Data records>
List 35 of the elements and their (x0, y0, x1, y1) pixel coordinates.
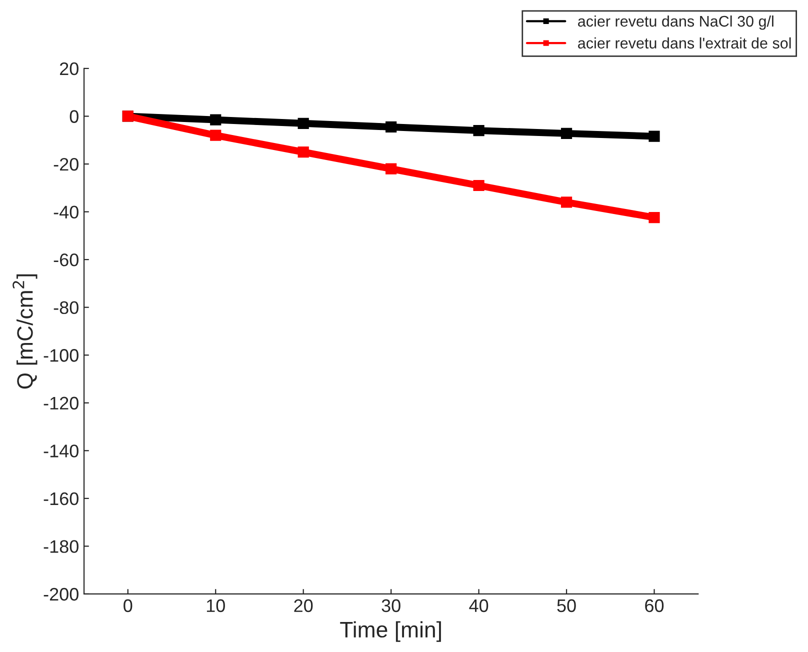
y-tick-label: -160 (44, 492, 78, 506)
x-tick-label: 30 (382, 599, 400, 612)
x-tick-label: 60 (645, 599, 664, 612)
y-tick-label: -40 (54, 206, 78, 218)
point (298, 146, 309, 158)
point (648, 130, 660, 142)
y-tick-label: 20 (60, 62, 78, 76)
point (473, 180, 484, 192)
y-tick-label: -80 (54, 301, 78, 314)
x-tick-label: 10 (206, 599, 225, 612)
x-tick-label: 50 (557, 599, 576, 612)
point (473, 125, 484, 136)
y-tick-label: -180 (44, 540, 78, 553)
x-axis-title: Time [min] (340, 621, 441, 642)
x-tick-label: 20 (294, 599, 313, 612)
point (210, 114, 222, 126)
y-tick-label: -100 (44, 349, 78, 362)
y-tick-label: -200 (44, 588, 78, 601)
y-tick-label: 0 (70, 110, 78, 123)
point (386, 163, 397, 174)
y-tick-label: -60 (54, 253, 78, 266)
point (648, 212, 660, 224)
point (560, 196, 572, 208)
y-tick-label: -120 (44, 396, 78, 410)
legend-label: acier revetu dans NaCl 30 g/l (578, 15, 774, 30)
legend-label: acier revetu dans l'extrait de sol (578, 37, 791, 49)
x-tick-label: 0 (124, 599, 132, 612)
point (386, 121, 397, 133)
y-tick-label: -140 (44, 444, 78, 458)
point (560, 128, 572, 139)
y-tick-label: -20 (54, 158, 78, 171)
point (298, 118, 309, 129)
x-tick-label: 40 (469, 599, 488, 612)
point (210, 130, 222, 141)
y-axis-title: Q [mC/cm$^{2}$] (12, 274, 38, 389)
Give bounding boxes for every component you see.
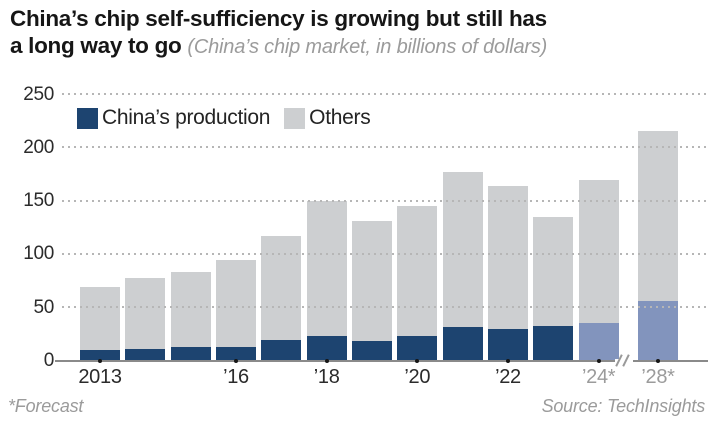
chart-header: China’s chip self-sufficiency is growing… — [10, 5, 706, 61]
gridline-150 — [62, 199, 707, 202]
bar-2013-others-segment — [80, 286, 120, 350]
gridline-250 — [62, 93, 707, 95]
bar-2021 — [442, 171, 483, 361]
bar-2019-china-production-segment — [351, 341, 392, 361]
bar-2019 — [351, 220, 392, 361]
bar-2018-china-production-segment — [306, 335, 347, 361]
x-tick-label-18: ’18 — [313, 366, 340, 388]
axis-tick-dot-20 — [415, 358, 420, 363]
gridline-200 — [62, 146, 707, 149]
bar-2016-china-production-segment — [215, 346, 256, 361]
bar-2017-others-segment — [261, 235, 302, 341]
chart-title-line2: a long way to go — [10, 33, 182, 58]
y-tick-label-250: 250 — [23, 83, 54, 105]
x-tick-label-22: ’22 — [495, 366, 521, 388]
chart-footer: *Forecast Source: TechInsights — [8, 396, 705, 417]
x-tick-label-2013: 2013 — [78, 366, 122, 388]
chart-subtitle: (China’s chip market, in billions of dol… — [187, 36, 548, 58]
bar-2020-others-segment — [397, 205, 438, 336]
axis-tick-dot-2013 — [98, 358, 102, 363]
gridline-50 — [62, 306, 707, 309]
chart-legend: China’s production Others — [77, 106, 384, 130]
bar-2024 — [578, 180, 619, 361]
axis-tick-dot-16 — [233, 358, 238, 363]
bar-2022 — [487, 185, 528, 361]
x-tick-label-16: ’16 — [223, 366, 249, 388]
bar-2018-others-segment — [306, 200, 347, 336]
bar-2013-china-production-segment — [80, 349, 120, 361]
bar-2021-china-production-segment — [442, 327, 483, 361]
y-tick-label-150: 150 — [23, 190, 54, 212]
bar-2021-others-segment — [442, 171, 483, 328]
axis-tick-dot-18 — [324, 358, 329, 363]
chart-title: China’s chip self-sufficiency is growing… — [10, 5, 706, 61]
bar-2020 — [397, 205, 438, 361]
bar-2023-china-production-segment — [533, 326, 574, 361]
legend-label-others: Others — [309, 106, 371, 129]
x-tick-label-20: ’20 — [404, 366, 431, 388]
legend-swatch-china-production — [77, 107, 98, 129]
y-tick-label-100: 100 — [23, 243, 54, 265]
x-tick-label-24: ’24* — [581, 366, 616, 388]
bar-2015-china-production-segment — [170, 346, 211, 361]
bar-2022-china-production-segment — [487, 328, 528, 361]
y-tick-label-0: 0 — [43, 350, 55, 371]
bar-2013 — [80, 286, 120, 361]
y-tick-label-50: 50 — [33, 296, 54, 318]
chart-title-line1: China’s chip self-sufficiency is growing… — [10, 6, 547, 31]
bar-2028 — [638, 131, 678, 361]
gridline-100 — [62, 252, 707, 255]
bar-2023-others-segment — [533, 216, 574, 327]
axis-tick-dot-28 — [656, 358, 660, 363]
bar-2024-china-production-segment — [578, 323, 619, 361]
bar-2014 — [125, 278, 166, 361]
bar-2017-china-production-segment — [261, 340, 302, 361]
bar-2016-others-segment — [215, 260, 256, 347]
bar-2024-others-segment — [578, 180, 619, 324]
bar-2028-others-segment — [638, 131, 678, 301]
bar-2015 — [170, 272, 211, 361]
bar-2016 — [215, 260, 256, 361]
bar-2023 — [533, 216, 574, 361]
bar-2020-china-production-segment — [397, 335, 438, 361]
bar-2014-china-production-segment — [125, 348, 166, 361]
axis-tick-dot-22 — [505, 358, 510, 363]
bar-2019-others-segment — [351, 220, 392, 342]
y-tick-label-200: 200 — [23, 136, 54, 158]
bar-2018 — [306, 200, 347, 361]
axis-tick-dot-24 — [596, 358, 601, 363]
bar-2015-others-segment — [170, 272, 211, 347]
forecast-note: *Forecast — [8, 396, 84, 416]
bar-2022-others-segment — [487, 185, 528, 329]
legend-swatch-others — [284, 107, 306, 129]
x-axis-line — [55, 359, 708, 362]
legend-label-china-production: China’s production — [102, 106, 271, 129]
source-credit: Source: TechInsights — [541, 396, 706, 416]
bar-2028-china-production-segment — [638, 300, 678, 361]
bar-2014-others-segment — [125, 278, 166, 349]
x-tick-label-28: ’28* — [641, 366, 675, 388]
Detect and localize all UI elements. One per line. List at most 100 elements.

The problem> Could you write these rows out again with "point" replaced by "marker" throughout, changing nothing else and omitting the pictures?

Final result>
List 35 of the elements and their (x0, y0, x1, y1) pixel coordinates.
y-tick-label: -160 (44, 492, 78, 506)
x-tick-label: 30 (382, 599, 400, 612)
x-tick-label: 60 (645, 599, 664, 612)
y-tick-label: -40 (54, 206, 78, 218)
marker (298, 146, 309, 158)
marker (648, 130, 660, 142)
y-tick-label: 20 (60, 62, 78, 76)
marker (473, 180, 484, 192)
y-tick-label: -80 (54, 301, 78, 314)
x-tick-label: 10 (206, 599, 225, 612)
x-tick-label: 50 (557, 599, 576, 612)
marker (473, 125, 484, 136)
y-tick-label: -180 (44, 540, 78, 553)
x-axis-title: Time [min] (340, 621, 441, 642)
x-tick-label: 20 (294, 599, 313, 612)
marker (210, 114, 222, 126)
y-tick-label: -100 (44, 349, 78, 362)
y-tick-label: -200 (44, 588, 78, 601)
y-tick-label: 0 (70, 110, 78, 123)
marker (386, 163, 397, 174)
y-tick-label: -60 (54, 253, 78, 266)
marker (648, 212, 660, 224)
marker (560, 196, 572, 208)
y-tick-label: -120 (44, 396, 78, 410)
legend-label: acier revetu dans NaCl 30 g/l (578, 15, 774, 30)
legend-label: acier revetu dans l'extrait de sol (578, 37, 791, 49)
x-tick-label: 0 (124, 599, 132, 612)
marker (386, 121, 397, 133)
y-tick-label: -140 (44, 444, 78, 458)
marker (560, 128, 572, 139)
y-tick-label: -20 (54, 158, 78, 171)
marker (298, 118, 309, 129)
x-tick-label: 40 (469, 599, 488, 612)
marker (210, 130, 222, 141)
y-axis-title: Q [mC/cm$^{2}$] (12, 274, 38, 389)
Give bounding boxes for every component you see.
chart-header: China’s chip self-sufficiency is growing… — [10, 5, 706, 61]
gridline-150 — [62, 199, 707, 202]
bar-2013-others-segment — [80, 286, 120, 350]
gridline-250 — [62, 93, 707, 95]
bar-2021 — [442, 171, 483, 361]
bar-2019-china-production-segment — [351, 341, 392, 361]
bar-2019 — [351, 220, 392, 361]
bar-2018-china-production-segment — [306, 335, 347, 361]
x-tick-label-18: ’18 — [313, 366, 340, 388]
axis-tick-dot-20 — [415, 358, 420, 363]
gridline-200 — [62, 146, 707, 149]
bar-2016-china-production-segment — [215, 346, 256, 361]
bar-2017-others-segment — [261, 235, 302, 341]
chart-title-line2: a long way to go — [10, 33, 182, 58]
y-tick-label-250: 250 — [23, 83, 54, 105]
x-tick-label-22: ’22 — [495, 366, 521, 388]
chart-footer: *Forecast Source: TechInsights — [8, 396, 705, 417]
x-tick-label-2013: 2013 — [78, 366, 122, 388]
chart-subtitle: (China’s chip market, in billions of dol… — [187, 36, 548, 58]
bar-2020-others-segment — [397, 205, 438, 336]
axis-tick-dot-2013 — [98, 358, 102, 363]
gridline-50 — [62, 306, 707, 309]
chart-legend: China’s production Others — [77, 106, 384, 130]
bar-2024 — [578, 180, 619, 361]
axis-tick-dot-16 — [233, 358, 238, 363]
bar-2022 — [487, 185, 528, 361]
x-tick-label-16: ’16 — [223, 366, 249, 388]
bar-2018-others-segment — [306, 200, 347, 336]
bar-2013-china-production-segment — [80, 349, 120, 361]
bar-2021-china-production-segment — [442, 327, 483, 361]
y-tick-label-150: 150 — [23, 190, 54, 212]
bar-2021-others-segment — [442, 171, 483, 328]
axis-tick-dot-18 — [324, 358, 329, 363]
chart-title: China’s chip self-sufficiency is growing… — [10, 5, 706, 61]
bar-2020 — [397, 205, 438, 361]
bar-2023-china-production-segment — [533, 326, 574, 361]
legend-label-others: Others — [309, 106, 371, 129]
x-tick-label-20: ’20 — [404, 366, 431, 388]
legend-swatch-china-production — [77, 107, 98, 129]
y-tick-label-100: 100 — [23, 243, 54, 265]
x-tick-label-24: ’24* — [581, 366, 616, 388]
bar-2015-china-production-segment — [170, 346, 211, 361]
bar-2022-china-production-segment — [487, 328, 528, 361]
y-tick-label-0: 0 — [43, 350, 55, 371]
bar-2013 — [80, 286, 120, 361]
y-tick-label-50: 50 — [33, 296, 54, 318]
chart-title-line1: China’s chip self-sufficiency is growing… — [10, 6, 547, 31]
bar-2028 — [638, 131, 678, 361]
gridline-100 — [62, 252, 707, 255]
bar-2023-others-segment — [533, 216, 574, 327]
axis-tick-dot-28 — [656, 358, 660, 363]
bar-2024-china-production-segment — [578, 323, 619, 361]
bar-2014 — [125, 278, 166, 361]
bar-2017-china-production-segment — [261, 340, 302, 361]
bar-2016-others-segment — [215, 260, 256, 347]
bar-2024-others-segment — [578, 180, 619, 324]
bar-2028-others-segment — [638, 131, 678, 301]
bar-2015 — [170, 272, 211, 361]
bar-2016 — [215, 260, 256, 361]
bar-2023 — [533, 216, 574, 361]
bar-2020-china-production-segment — [397, 335, 438, 361]
bar-2014-china-production-segment — [125, 348, 166, 361]
axis-tick-dot-22 — [505, 358, 510, 363]
bar-2019-others-segment — [351, 220, 392, 342]
y-tick-label-200: 200 — [23, 136, 54, 158]
bar-2018 — [306, 200, 347, 361]
axis-tick-dot-24 — [596, 358, 601, 363]
bar-2015-others-segment — [170, 272, 211, 347]
forecast-note: *Forecast — [8, 396, 84, 416]
bar-2022-others-segment — [487, 185, 528, 329]
legend-swatch-others — [284, 107, 306, 129]
x-axis-line — [55, 359, 708, 362]
legend-label-china-production: China’s production — [102, 106, 271, 129]
source-credit: Source: TechInsights — [541, 396, 706, 416]
bar-2028-china-production-segment — [638, 300, 678, 361]
bar-2014-others-segment — [125, 278, 166, 349]
x-tick-label-28: ’28* — [641, 366, 675, 388]
Detect and localize all UI elements. One per line. List at most 100 elements.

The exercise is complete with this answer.